Return the listing verbatim, images left out.

Start of EXTRACTED MATERIAL

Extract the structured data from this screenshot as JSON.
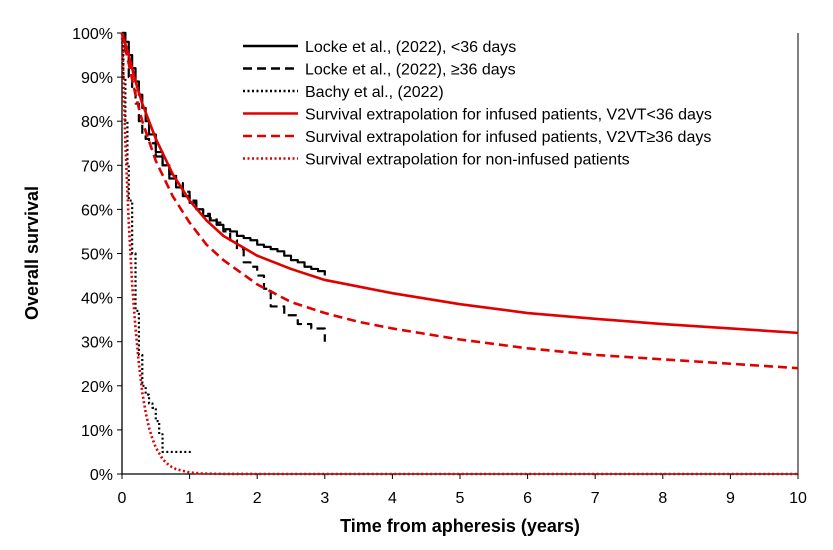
{
  "chart_data": {
    "type": "line",
    "title": "",
    "xlabel": "Time from apheresis (years)",
    "ylabel": "Overall survival",
    "xlim": [
      0,
      10
    ],
    "ylim": [
      0,
      100
    ],
    "x_ticks": [
      "0",
      "1",
      "2",
      "3",
      "4",
      "5",
      "6",
      "7",
      "8",
      "9",
      "10"
    ],
    "y_ticks": [
      "0%",
      "10%",
      "20%",
      "30%",
      "40%",
      "50%",
      "60%",
      "70%",
      "80%",
      "90%",
      "100%"
    ],
    "grid": false,
    "legend_position": "top-right",
    "series": [
      {
        "name": "Locke et al., (2022), <36 days",
        "color": "#000000",
        "style": "solid",
        "step": true,
        "x": [
          0,
          0.05,
          0.1,
          0.15,
          0.2,
          0.25,
          0.3,
          0.35,
          0.4,
          0.5,
          0.6,
          0.7,
          0.8,
          0.9,
          1.0,
          1.1,
          1.2,
          1.3,
          1.4,
          1.5,
          1.6,
          1.7,
          1.8,
          1.9,
          2.0,
          2.1,
          2.2,
          2.3,
          2.4,
          2.5,
          2.6,
          2.7,
          2.8,
          2.9,
          3.0
        ],
        "y": [
          100,
          98,
          95,
          92,
          89,
          86,
          83,
          80,
          77,
          73,
          70,
          67,
          65,
          63,
          61.5,
          60,
          58.5,
          57.5,
          56.5,
          55.5,
          55,
          54,
          53.5,
          53,
          52,
          51.5,
          51,
          50.5,
          49.5,
          48.5,
          48,
          47,
          46.5,
          46,
          45
        ]
      },
      {
        "name": "Locke et al., (2022), ≥36 days",
        "color": "#000000",
        "style": "dashed",
        "step": true,
        "x": [
          0,
          0.05,
          0.1,
          0.15,
          0.2,
          0.25,
          0.3,
          0.35,
          0.4,
          0.5,
          0.6,
          0.7,
          0.8,
          0.9,
          1.0,
          1.1,
          1.2,
          1.3,
          1.4,
          1.5,
          1.6,
          1.7,
          1.8,
          1.9,
          2.0,
          2.1,
          2.2,
          2.4,
          2.6,
          2.8,
          3.0
        ],
        "y": [
          100,
          95,
          90,
          87,
          84,
          80,
          77,
          76,
          75,
          72,
          70,
          68,
          66,
          64,
          62,
          60,
          59,
          58,
          57,
          55,
          53,
          51,
          48,
          47,
          45,
          42,
          38,
          36,
          34,
          33,
          30
        ]
      },
      {
        "name": "Bachy et al., (2022)",
        "color": "#000000",
        "style": "dotted",
        "step": true,
        "x": [
          0,
          0.02,
          0.05,
          0.08,
          0.1,
          0.15,
          0.2,
          0.25,
          0.3,
          0.35,
          0.4,
          0.45,
          0.5,
          0.55,
          0.6,
          0.7,
          0.8,
          0.9,
          1.05
        ],
        "y": [
          97,
          90,
          80,
          70,
          62,
          50,
          37,
          27,
          20,
          18,
          16,
          15,
          12,
          9,
          5,
          5,
          5,
          5,
          5
        ]
      },
      {
        "name": "Survival extrapolation for infused patients, V2VT<36 days",
        "color": "#e00000",
        "style": "solid",
        "step": false,
        "x": [
          0,
          0.1,
          0.2,
          0.3,
          0.5,
          0.75,
          1,
          1.25,
          1.5,
          2,
          2.5,
          3,
          3.5,
          4,
          5,
          6,
          7,
          8,
          9,
          10
        ],
        "y": [
          100,
          95,
          89,
          84,
          76,
          68,
          62,
          57.5,
          54,
          49.5,
          46.5,
          44,
          42.5,
          41,
          38.5,
          36.5,
          35.2,
          34,
          33,
          32
        ]
      },
      {
        "name": "Survival extrapolation for infused patients, V2VT≥36 days",
        "color": "#e00000",
        "style": "dashed",
        "step": false,
        "x": [
          0,
          0.1,
          0.2,
          0.3,
          0.5,
          0.75,
          1,
          1.25,
          1.5,
          2,
          2.5,
          3,
          3.5,
          4,
          5,
          6,
          7,
          8,
          9,
          10
        ],
        "y": [
          100,
          93,
          86,
          80,
          71,
          63,
          57,
          52,
          48.5,
          43,
          39,
          36.5,
          34.5,
          33,
          30.5,
          28.5,
          27,
          26,
          25,
          24
        ]
      },
      {
        "name": "Survival extrapolation for non-infused patients",
        "color": "#e00000",
        "style": "dotted",
        "step": false,
        "x": [
          0,
          0.05,
          0.1,
          0.15,
          0.2,
          0.25,
          0.3,
          0.35,
          0.4,
          0.45,
          0.5,
          0.6,
          0.7,
          0.8,
          1.0,
          1.2,
          1.5,
          2,
          3,
          4,
          6,
          10
        ],
        "y": [
          100,
          75,
          57,
          43,
          33,
          25,
          18.5,
          14,
          10.5,
          8,
          6,
          3.4,
          1.9,
          1.1,
          0.35,
          0.1,
          0.02,
          0,
          0,
          0,
          0,
          0
        ]
      }
    ]
  }
}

End of EXTRACTED MATERIAL

OUTPUT BELOW:
Extract the structured data from this screenshot as JSON.
{
  "chart_data": {
    "type": "line",
    "title": "",
    "xlabel": "Time from apheresis (years)",
    "ylabel": "Overall survival",
    "xlim": [
      0,
      10
    ],
    "ylim": [
      0,
      100
    ],
    "x_ticks": [
      "0",
      "1",
      "2",
      "3",
      "4",
      "5",
      "6",
      "7",
      "8",
      "9",
      "10"
    ],
    "y_ticks": [
      "0%",
      "10%",
      "20%",
      "30%",
      "40%",
      "50%",
      "60%",
      "70%",
      "80%",
      "90%",
      "100%"
    ],
    "grid": false,
    "legend_position": "top-right",
    "series": [
      {
        "name": "Locke et al., (2022), <36 days",
        "color": "#000000",
        "style": "solid",
        "step": true,
        "x": [
          0,
          0.05,
          0.1,
          0.15,
          0.2,
          0.25,
          0.3,
          0.35,
          0.4,
          0.5,
          0.6,
          0.7,
          0.8,
          0.9,
          1.0,
          1.1,
          1.2,
          1.3,
          1.4,
          1.5,
          1.6,
          1.7,
          1.8,
          1.9,
          2.0,
          2.1,
          2.2,
          2.3,
          2.4,
          2.5,
          2.6,
          2.7,
          2.8,
          2.9,
          3.0
        ],
        "y": [
          100,
          98,
          95,
          92,
          89,
          86,
          83,
          80,
          77,
          73,
          70,
          67,
          65,
          63,
          61.5,
          60,
          58.5,
          57.5,
          56.5,
          55.5,
          55,
          54,
          53.5,
          53,
          52,
          51.5,
          51,
          50.5,
          49.5,
          48.5,
          48,
          47,
          46.5,
          46,
          45
        ]
      },
      {
        "name": "Locke et al., (2022), ≥36 days",
        "color": "#000000",
        "style": "dashed",
        "step": true,
        "x": [
          0,
          0.05,
          0.1,
          0.15,
          0.2,
          0.25,
          0.3,
          0.35,
          0.4,
          0.5,
          0.6,
          0.7,
          0.8,
          0.9,
          1.0,
          1.1,
          1.2,
          1.3,
          1.4,
          1.5,
          1.6,
          1.7,
          1.8,
          1.9,
          2.0,
          2.1,
          2.2,
          2.4,
          2.6,
          2.8,
          3.0
        ],
        "y": [
          100,
          95,
          90,
          87,
          84,
          80,
          77,
          76,
          75,
          72,
          70,
          68,
          66,
          64,
          62,
          60,
          59,
          58,
          57,
          55,
          53,
          51,
          48,
          47,
          45,
          42,
          38,
          36,
          34,
          33,
          30
        ]
      },
      {
        "name": "Bachy et al., (2022)",
        "color": "#000000",
        "style": "dotted",
        "step": true,
        "x": [
          0,
          0.02,
          0.05,
          0.08,
          0.1,
          0.15,
          0.2,
          0.25,
          0.3,
          0.35,
          0.4,
          0.45,
          0.5,
          0.55,
          0.6,
          0.7,
          0.8,
          0.9,
          1.05
        ],
        "y": [
          97,
          90,
          80,
          70,
          62,
          50,
          37,
          27,
          20,
          18,
          16,
          15,
          12,
          9,
          5,
          5,
          5,
          5,
          5
        ]
      },
      {
        "name": "Survival extrapolation for infused patients, V2VT<36 days",
        "color": "#e00000",
        "style": "solid",
        "step": false,
        "x": [
          0,
          0.1,
          0.2,
          0.3,
          0.5,
          0.75,
          1,
          1.25,
          1.5,
          2,
          2.5,
          3,
          3.5,
          4,
          5,
          6,
          7,
          8,
          9,
          10
        ],
        "y": [
          100,
          95,
          89,
          84,
          76,
          68,
          62,
          57.5,
          54,
          49.5,
          46.5,
          44,
          42.5,
          41,
          38.5,
          36.5,
          35.2,
          34,
          33,
          32
        ]
      },
      {
        "name": "Survival extrapolation for infused patients, V2VT≥36 days",
        "color": "#e00000",
        "style": "dashed",
        "step": false,
        "x": [
          0,
          0.1,
          0.2,
          0.3,
          0.5,
          0.75,
          1,
          1.25,
          1.5,
          2,
          2.5,
          3,
          3.5,
          4,
          5,
          6,
          7,
          8,
          9,
          10
        ],
        "y": [
          100,
          93,
          86,
          80,
          71,
          63,
          57,
          52,
          48.5,
          43,
          39,
          36.5,
          34.5,
          33,
          30.5,
          28.5,
          27,
          26,
          25,
          24
        ]
      },
      {
        "name": "Survival extrapolation for non-infused patients",
        "color": "#e00000",
        "style": "dotted",
        "step": false,
        "x": [
          0,
          0.05,
          0.1,
          0.15,
          0.2,
          0.25,
          0.3,
          0.35,
          0.4,
          0.45,
          0.5,
          0.6,
          0.7,
          0.8,
          1.0,
          1.2,
          1.5,
          2,
          3,
          4,
          6,
          10
        ],
        "y": [
          100,
          75,
          57,
          43,
          33,
          25,
          18.5,
          14,
          10.5,
          8,
          6,
          3.4,
          1.9,
          1.1,
          0.35,
          0.1,
          0.02,
          0,
          0,
          0,
          0,
          0
        ]
      }
    ]
  }
}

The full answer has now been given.